• _Task requirements_
What follows is a set of entries. Give them again exactly, without the pictures.

• _Input for this task_
(begin)
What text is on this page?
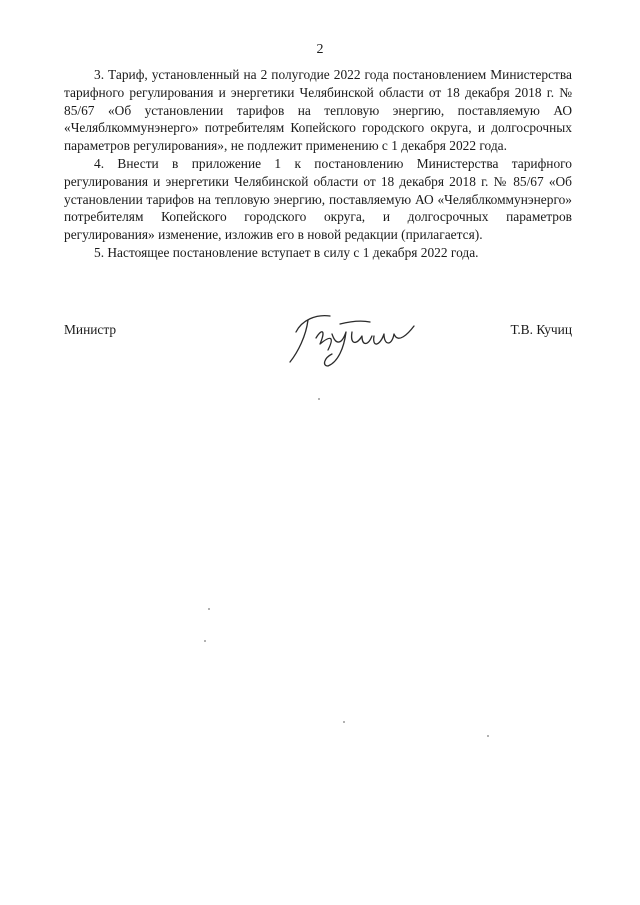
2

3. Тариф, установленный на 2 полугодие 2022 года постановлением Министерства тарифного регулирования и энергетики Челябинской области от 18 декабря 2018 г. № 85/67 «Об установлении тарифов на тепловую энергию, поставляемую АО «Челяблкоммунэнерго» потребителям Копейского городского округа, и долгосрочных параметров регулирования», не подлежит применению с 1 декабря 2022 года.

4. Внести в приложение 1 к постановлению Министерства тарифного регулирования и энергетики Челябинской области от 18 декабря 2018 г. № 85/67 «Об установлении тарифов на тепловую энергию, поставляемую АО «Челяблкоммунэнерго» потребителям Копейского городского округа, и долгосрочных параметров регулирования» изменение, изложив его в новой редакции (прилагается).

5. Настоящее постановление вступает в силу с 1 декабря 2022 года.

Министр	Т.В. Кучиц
(end)
• _Output of the task_
What text is on this page?
2

3. Тариф, установленный на 2 полугодие 2022 года постановлением Министерства тарифного регулирования и энергетики Челябинской области от 18 декабря 2018 г. № 85/67 «Об установлении тарифов на тепловую энергию, поставляемую АО «Челяблкоммунэнерго» потребителям Копейского городского округа, и долгосрочных параметров регулирования», не подлежит применению с 1 декабря 2022 года.

4. Внести в приложение 1 к постановлению Министерства тарифного регулирования и энергетики Челябинской области от 18 декабря 2018 г. № 85/67 «Об установлении тарифов на тепловую энергию, поставляемую АО «Челяблкоммунэнерго» потребителям Копейского городского округа, и долгосрочных параметров регулирования» изменение, изложив его в новой редакции (прилагается).

5. Настоящее постановление вступает в силу с 1 декабря 2022 года.

Министр	Т.В. Кучиц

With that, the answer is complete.